- **WHAT THE TASK REQUIRES**:
Update the rows starting at the line containing "highlight-series-line [147,76,429,368]" and ending at the line containing "model-series-line [164,77,606,367]", replacing "Distance Cutoff" with "Distance Threshold". Reproduce only those lines, keeping everything else in them unchanged.

-- Start RECORD EXTRACTS --

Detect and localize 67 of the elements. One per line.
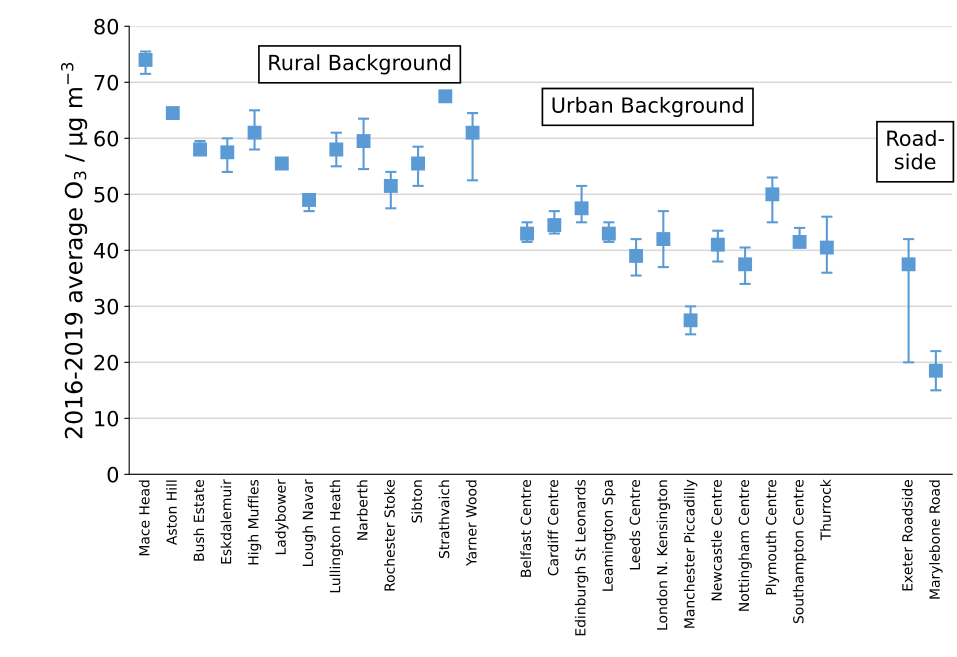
point	[520, 226, 534, 240]
point	[765, 187, 780, 202]
x-tick-label: Leeds Centre	[629, 480, 640, 570]
x-tick-label: Edinburgh St Leonards	[574, 480, 588, 636]
point	[629, 248, 644, 263]
annotation: Rural Background	[269, 54, 450, 74]
y-tick-label: 10	[95, 410, 118, 427]
annotation: Urban Background	[552, 96, 743, 118]
point	[684, 313, 698, 328]
x-tick-label: Yarner Wood	[466, 480, 477, 566]
y-tick-label: 50	[94, 186, 118, 203]
x-tick-label: Nottingham Centre	[738, 480, 752, 611]
y-tick-label: 80	[94, 18, 118, 34]
x-tick-label: Sibton	[411, 480, 422, 523]
point	[547, 218, 562, 232]
x-tick-label: Eskdalemuir	[220, 479, 232, 564]
point	[356, 134, 371, 148]
point	[329, 142, 344, 156]
x-tick-label: Thurrock	[820, 479, 831, 540]
x-tick-label: Belfast Centre	[520, 480, 532, 577]
annotation: Road- side	[887, 130, 944, 170]
y-tick-label: 70	[94, 74, 118, 90]
x-tick-label: Exeter Roadside	[902, 480, 913, 590]
x-tick-label: Newcastle Centre	[711, 480, 722, 600]
x-tick-label: Mace Head	[138, 480, 150, 556]
point	[166, 106, 180, 120]
x-tick-label: Bush Estate	[193, 480, 204, 561]
point	[738, 257, 752, 272]
point	[792, 234, 807, 249]
point	[248, 126, 262, 140]
x-tick-label: Plymouth Centre	[766, 480, 780, 594]
y-tick-label: 0	[108, 466, 118, 483]
x-tick-label: Strathvaich	[438, 480, 450, 558]
point	[138, 52, 152, 67]
x-tick-label: Leamington Spa	[602, 480, 616, 591]
x-tick-label: Cardiff Centre	[548, 480, 558, 576]
point	[411, 156, 426, 170]
x-tick-label: Lough Navar	[302, 479, 316, 566]
x-tick-label: Manchester Piccadilly	[684, 480, 698, 628]
x-tick-label: Marylebone Road	[929, 480, 943, 599]
point	[438, 89, 452, 104]
x-tick-label: Ladybower	[275, 479, 289, 554]
x-tick-label: Lullington Heath	[330, 480, 344, 592]
x-tick-label: Narberth	[356, 480, 368, 540]
x-tick-label: London N. Kensington	[656, 480, 670, 630]
point	[820, 240, 834, 254]
y-tick-label: 20	[94, 354, 118, 371]
x-tick-label: High Muffles	[248, 480, 262, 564]
point	[656, 232, 670, 246]
point	[466, 126, 480, 140]
point	[384, 178, 398, 193]
point	[928, 364, 943, 378]
point	[302, 192, 316, 207]
y-tick-label: 30	[94, 298, 118, 315]
x-tick-label: Aston Hill	[166, 480, 177, 546]
point	[193, 142, 207, 156]
point	[902, 257, 916, 272]
y-axis-title: 2016-2019 average O$_{3}$ / µg m$^{−3}$	[60, 62, 88, 438]
y-tick-label: 40	[94, 242, 118, 259]
y-tick-label: 60	[94, 130, 118, 147]
point	[274, 156, 289, 170]
x-tick-label: Rochester Stoke	[384, 480, 395, 591]
point	[220, 145, 234, 160]
point	[710, 238, 725, 252]
x-tick-label: Southampton Centre	[792, 480, 806, 624]
point	[574, 201, 589, 216]
point	[602, 226, 616, 240]
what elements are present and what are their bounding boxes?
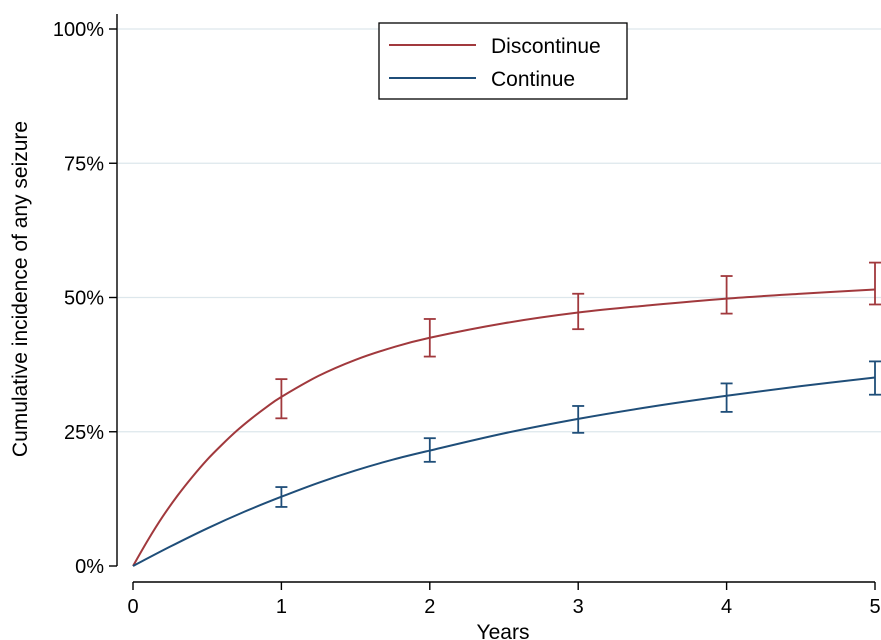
y-axis-title: Cumulative incidence of any seizure [9,121,32,457]
x-tick-label: 3 [573,596,584,618]
error-bar-continue [869,360,881,396]
x-tick-label: 0 [127,596,138,618]
error-bar-discontinue [275,378,288,420]
x-tick-label: 4 [721,596,732,618]
series-line-continue [132,376,876,567]
y-tick-label: 75% [64,153,104,175]
axes [116,14,875,583]
error-bar-discontinue [423,318,436,358]
series-discontinue [132,261,881,567]
error-bar-continue [720,382,733,413]
legend-box [378,22,628,100]
y-tick-label: 100% [53,19,104,41]
error-bar-continue [275,486,288,508]
y-tick-label: 50% [64,288,104,310]
x-tick-label: 2 [424,596,435,618]
y-tick-label: 25% [64,422,104,444]
error-bar-discontinue [869,261,881,306]
legend-label-continue: Continue [491,68,575,91]
x-tick-label: 1 [276,596,287,618]
error-bar-discontinue [720,275,733,315]
error-bar-continue [423,437,436,463]
error-bar-continue [572,405,585,434]
series-line-discontinue [132,288,876,567]
error-bar-discontinue [572,292,585,331]
series-continue [132,360,881,567]
y-tick-label: 0% [75,556,104,578]
x-axis-title: Years [477,621,530,640]
legend: Discontinue Continue [378,22,628,100]
legend-label-discontinue: Discontinue [491,35,601,58]
tick-marks-and-labels: 0% 25% 50% 75% 100% 0 1 2 3 4 5 [53,19,881,618]
x-tick-label: 5 [869,596,880,618]
series [132,261,881,567]
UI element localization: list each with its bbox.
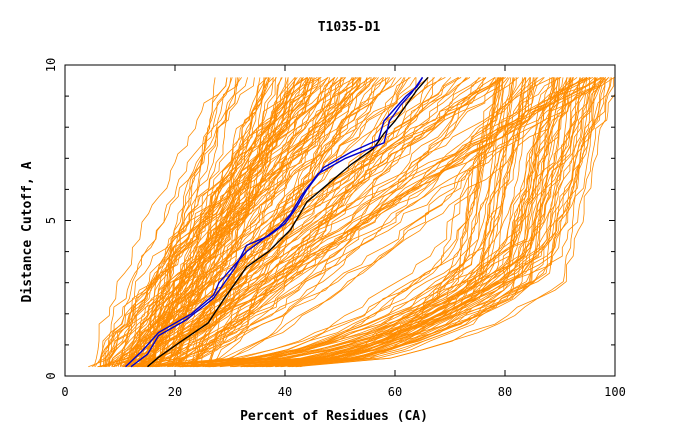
highlight-series-line [147,76,429,368]
model-series-line [252,77,572,368]
y-axis-label: Distance Cutoff, A [20,161,35,302]
y-tick-label: 5 [44,217,58,224]
model-series-line [137,77,238,367]
model-series-line [172,77,500,368]
model-series-line [125,77,276,368]
model-series-line [135,77,572,368]
model-series-line [127,77,531,368]
model-series-line [107,77,309,367]
model-series-line [210,77,396,367]
model-series-line [208,77,597,368]
x-tick-label: 0 [61,385,68,399]
model-series-line [154,77,442,368]
model-series-line [93,77,228,367]
model-series-line [164,77,606,367]
model-series-line [246,77,598,368]
model-series-line [129,77,228,367]
model-series-line [155,77,500,368]
x-axis-ticks: 0 20 40 60 80 100 [61,65,626,399]
model-series-line [124,77,321,367]
model-series-line [261,77,603,368]
x-tick-label: 40 [278,385,292,399]
model-series-line [127,77,376,367]
model-series-line [113,77,270,367]
model-series-line [103,77,296,368]
model-series-line [155,77,387,368]
model-series-line [182,77,545,368]
y-tick-label: 0 [44,372,58,379]
y-tick-label: 10 [44,58,58,72]
chart-title: T1035-D1 [318,20,381,35]
model-series-line [140,77,331,367]
model-series-line [182,77,559,368]
model-series-line [103,77,283,368]
model-series-line [296,77,606,368]
model-series-line [104,77,344,367]
model-series-line [100,77,605,368]
x-tick-label: 100 [604,385,626,399]
model-series-line [131,77,372,368]
model-series-line [207,77,554,368]
model-series-group [88,77,616,368]
model-series-line [136,77,368,368]
model-series-line [179,77,562,368]
model-series-line [179,77,504,368]
x-tick-label: 20 [168,385,182,399]
model-series-line [193,77,544,368]
model-series-line [104,77,255,367]
model-series-line [291,77,615,368]
model-series-line [233,77,605,368]
model-series-line [109,77,360,367]
model-series-line [250,77,595,368]
model-series-line [268,77,556,368]
model-series-line [167,77,615,367]
x-tick-label: 80 [498,385,512,399]
highlight-series-line [130,77,424,368]
model-series-line [157,77,459,368]
model-series-line [105,77,322,367]
model-series-line [200,77,359,367]
model-series-line [182,77,588,368]
model-series-line [266,77,581,368]
model-series-line [189,77,568,368]
model-series-line [153,77,321,367]
model-series-line [152,77,484,368]
x-axis-label: Percent of Residues (CA) [240,409,428,424]
model-series-line [139,77,232,367]
model-series-line [153,77,335,368]
model-series-line [156,77,497,368]
model-series-line [189,77,436,367]
model-series-line [171,77,539,368]
model-series-line [163,77,496,368]
model-series-line [125,77,410,368]
model-series-line [265,77,557,368]
model-series-line [275,77,616,368]
model-series-line [149,77,610,368]
model-series-line [132,77,602,368]
model-series-line [100,77,353,368]
model-series-line [143,77,568,368]
model-series-line [196,77,588,367]
model-series-line [127,77,266,367]
model-series-line [159,77,347,367]
model-series-line [151,77,271,367]
model-series-line [98,77,405,368]
model-series-line [289,77,590,368]
model-series-line [255,77,586,368]
model-series-line [270,77,499,368]
x-tick-label: 60 [388,385,402,399]
model-series-line [280,77,510,368]
model-series-line [152,77,268,367]
model-series-line [177,77,498,368]
highlight-series-group [125,76,429,368]
highlight-series-line [125,76,424,368]
y-axis-ticks: 0 5 10 [44,58,615,380]
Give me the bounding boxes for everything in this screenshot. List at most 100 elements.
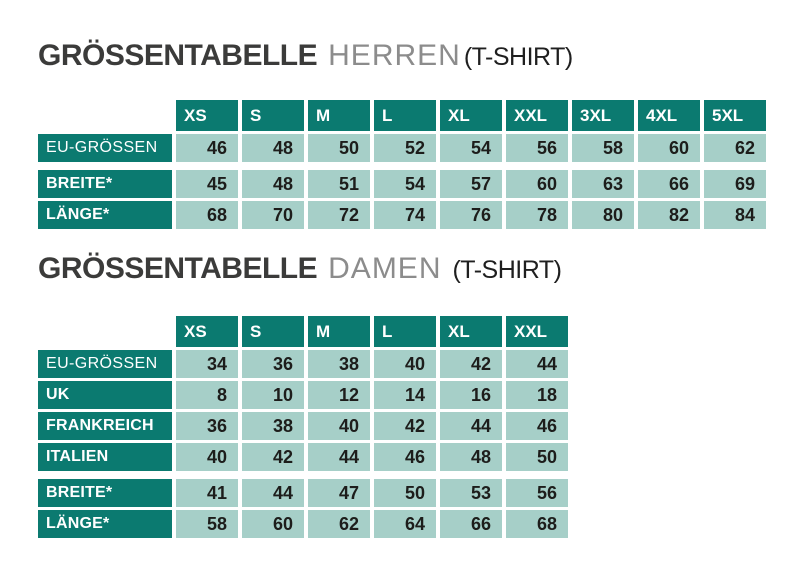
header-row: XS S M L XL XXL 3XL 4XL 5XL xyxy=(38,100,766,131)
column-header-xs: XS xyxy=(176,316,238,347)
size-value: 51 xyxy=(308,170,370,198)
herren-size-table: XS S M L XL XXL 3XL 4XL 5XL EU-GRÖSSEN 46 48 50 52 54 5… xyxy=(38,100,766,229)
size-value: 46 xyxy=(176,134,238,162)
table-row: LÄNGE* 58 60 62 64 66 68 xyxy=(38,510,568,538)
size-value: 68 xyxy=(176,201,238,229)
column-header-3xl: 3XL xyxy=(572,100,634,131)
size-value: 50 xyxy=(506,443,568,471)
size-value: 63 xyxy=(572,170,634,198)
row-label-länge: LÄNGE* xyxy=(38,201,172,229)
damen-title: GRÖSSENTABELLE DAMEN (T-SHIRT) xyxy=(38,251,568,287)
column-header-l: L xyxy=(374,316,436,347)
size-value: 78 xyxy=(506,201,568,229)
size-value: 56 xyxy=(506,479,568,507)
size-value: 36 xyxy=(242,350,304,378)
size-value: 64 xyxy=(374,510,436,538)
table-row: EU-GRÖSSEN 46 48 50 52 54 56 58 60 62 xyxy=(38,134,766,162)
size-value: 38 xyxy=(242,412,304,440)
table-row: ITALIEN 40 42 44 46 48 50 xyxy=(38,443,568,471)
row-label-uk: UK xyxy=(38,381,172,409)
title-main-text: GRÖSSENTABELLE xyxy=(38,39,318,72)
size-value: 46 xyxy=(506,412,568,440)
column-header-m: M xyxy=(308,100,370,131)
table-row: FRANKREICH 36 38 40 42 44 46 xyxy=(38,412,568,440)
size-value: 44 xyxy=(242,479,304,507)
size-value: 52 xyxy=(374,134,436,162)
size-value: 36 xyxy=(176,412,238,440)
row-label-eu-grössen: EU-GRÖSSEN xyxy=(38,134,172,162)
size-value: 80 xyxy=(572,201,634,229)
herren-section: GRÖSSENTABELLE HERREN (T-SHIRT) XS S M L XL X… xyxy=(38,38,766,229)
size-value: 58 xyxy=(176,510,238,538)
size-value: 82 xyxy=(638,201,700,229)
size-value: 34 xyxy=(176,350,238,378)
size-value: 62 xyxy=(308,510,370,538)
size-value: 40 xyxy=(176,443,238,471)
size-value: 41 xyxy=(176,479,238,507)
column-header-s: S xyxy=(242,100,304,131)
size-value: 62 xyxy=(704,134,766,162)
size-value: 68 xyxy=(506,510,568,538)
size-value: 42 xyxy=(242,443,304,471)
size-value: 14 xyxy=(374,381,436,409)
title-audience-text: DAMEN xyxy=(328,252,442,285)
title-suffix-text: (T-SHIRT) xyxy=(452,256,562,284)
size-value: 56 xyxy=(506,134,568,162)
size-value: 48 xyxy=(242,170,304,198)
column-header-xs: XS xyxy=(176,100,238,131)
size-value: 42 xyxy=(374,412,436,440)
title-suffix-text: (T-SHIRT) xyxy=(463,43,573,71)
header-row: XS S M L XL XXL xyxy=(38,316,568,347)
size-value: 50 xyxy=(308,134,370,162)
row-label-länge: LÄNGE* xyxy=(38,510,172,538)
column-header-s: S xyxy=(242,316,304,347)
header-spacer xyxy=(38,316,172,347)
size-value: 44 xyxy=(308,443,370,471)
herren-title: GRÖSSENTABELLE HERREN (T-SHIRT) xyxy=(38,38,766,74)
size-value: 84 xyxy=(704,201,766,229)
table-row: BREITE* 41 44 47 50 53 56 xyxy=(38,479,568,507)
column-header-xl: XL xyxy=(440,316,502,347)
size-value: 66 xyxy=(440,510,502,538)
size-value: 50 xyxy=(374,479,436,507)
row-label-breite: BREITE* xyxy=(38,170,172,198)
size-value: 38 xyxy=(308,350,370,378)
size-value: 45 xyxy=(176,170,238,198)
size-value: 54 xyxy=(374,170,436,198)
table-row: LÄNGE* 68 70 72 74 76 78 80 82 84 xyxy=(38,201,766,229)
column-header-l: L xyxy=(374,100,436,131)
size-value: 53 xyxy=(440,479,502,507)
table-row: UK 8 10 12 14 16 18 xyxy=(38,381,568,409)
row-label-italien: ITALIEN xyxy=(38,443,172,471)
header-spacer xyxy=(38,100,172,131)
row-label-breite: BREITE* xyxy=(38,479,172,507)
size-value: 60 xyxy=(242,510,304,538)
size-value: 57 xyxy=(440,170,502,198)
size-value: 66 xyxy=(638,170,700,198)
column-header-5xl: 5XL xyxy=(704,100,766,131)
size-value: 44 xyxy=(440,412,502,440)
title-audience-text: HERREN xyxy=(328,39,461,72)
size-value: 60 xyxy=(506,170,568,198)
size-value: 54 xyxy=(440,134,502,162)
column-header-xxl: XXL xyxy=(506,100,568,131)
size-value: 69 xyxy=(704,170,766,198)
table-row: EU-GRÖSSEN 34 36 38 40 42 44 xyxy=(38,350,568,378)
size-value: 8 xyxy=(176,381,238,409)
size-value: 60 xyxy=(638,134,700,162)
size-value: 18 xyxy=(506,381,568,409)
size-value: 48 xyxy=(440,443,502,471)
size-value: 44 xyxy=(506,350,568,378)
size-value: 42 xyxy=(440,350,502,378)
size-value: 70 xyxy=(242,201,304,229)
column-header-m: M xyxy=(308,316,370,347)
size-value: 76 xyxy=(440,201,502,229)
column-header-xl: XL xyxy=(440,100,502,131)
size-value: 58 xyxy=(572,134,634,162)
damen-size-table: XS S M L XL XXL EU-GRÖSSEN 34 36 38 40 42 44 UK 8 10 12 1… xyxy=(38,316,568,538)
size-value: 10 xyxy=(242,381,304,409)
row-label-frankreich: FRANKREICH xyxy=(38,412,172,440)
column-header-xxl: XXL xyxy=(506,316,568,347)
size-value: 46 xyxy=(374,443,436,471)
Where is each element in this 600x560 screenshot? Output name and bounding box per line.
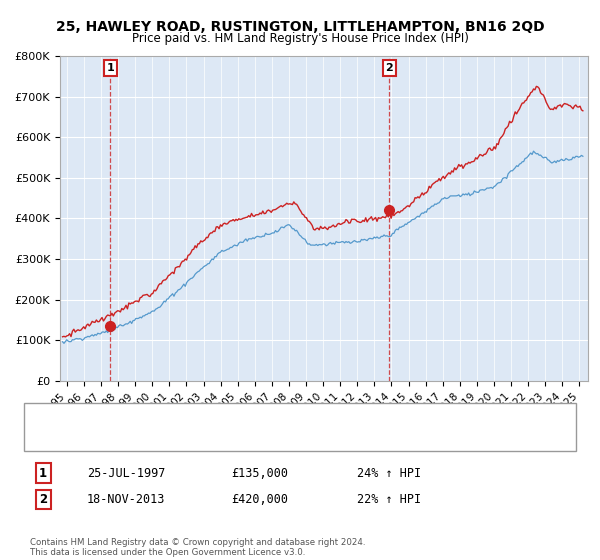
Text: 25-JUL-1997: 25-JUL-1997 xyxy=(87,466,166,480)
Text: 2: 2 xyxy=(39,493,47,506)
Text: Contains HM Land Registry data © Crown copyright and database right 2024.
This d: Contains HM Land Registry data © Crown c… xyxy=(30,538,365,557)
Text: 24% ↑ HPI: 24% ↑ HPI xyxy=(357,466,421,480)
Text: 1: 1 xyxy=(107,63,114,73)
Text: 25, HAWLEY ROAD, RUSTINGTON, LITTLEHAMPTON, BN16 2QD (detached house): 25, HAWLEY ROAD, RUSTINGTON, LITTLEHAMPT… xyxy=(69,408,472,418)
Text: ——: —— xyxy=(42,425,73,440)
Text: ——: —— xyxy=(42,405,73,420)
Text: £420,000: £420,000 xyxy=(231,493,288,506)
Text: 2: 2 xyxy=(386,63,394,73)
Text: 25, HAWLEY ROAD, RUSTINGTON, LITTLEHAMPTON, BN16 2QD: 25, HAWLEY ROAD, RUSTINGTON, LITTLEHAMPT… xyxy=(56,20,544,34)
Text: Price paid vs. HM Land Registry's House Price Index (HPI): Price paid vs. HM Land Registry's House … xyxy=(131,32,469,45)
Text: £135,000: £135,000 xyxy=(231,466,288,480)
Text: 18-NOV-2013: 18-NOV-2013 xyxy=(87,493,166,506)
Text: 22% ↑ HPI: 22% ↑ HPI xyxy=(357,493,421,506)
Text: 1: 1 xyxy=(39,466,47,480)
Text: HPI: Average price, detached house, Arun: HPI: Average price, detached house, Arun xyxy=(69,427,277,437)
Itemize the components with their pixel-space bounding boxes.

-- End RECORD EXTRACTS --

- **COMPLETE ANSWER**:
highlight-series-line [147,76,429,368]
model-series-line [252,77,572,368]
y-axis-label: Distance Threshold, A [20,161,35,302]
y-tick-label: 5 [44,217,58,224]
model-series-line [137,77,238,367]
model-series-line [172,77,500,368]
model-series-line [125,77,276,368]
model-series-line [135,77,572,368]
model-series-line [127,77,531,368]
model-series-line [107,77,309,367]
model-series-line [210,77,396,367]
model-series-line [208,77,597,368]
x-tick-label: 0 [61,385,68,399]
model-series-line [154,77,442,368]
model-series-line [93,77,228,367]
model-series-line [164,77,606,367]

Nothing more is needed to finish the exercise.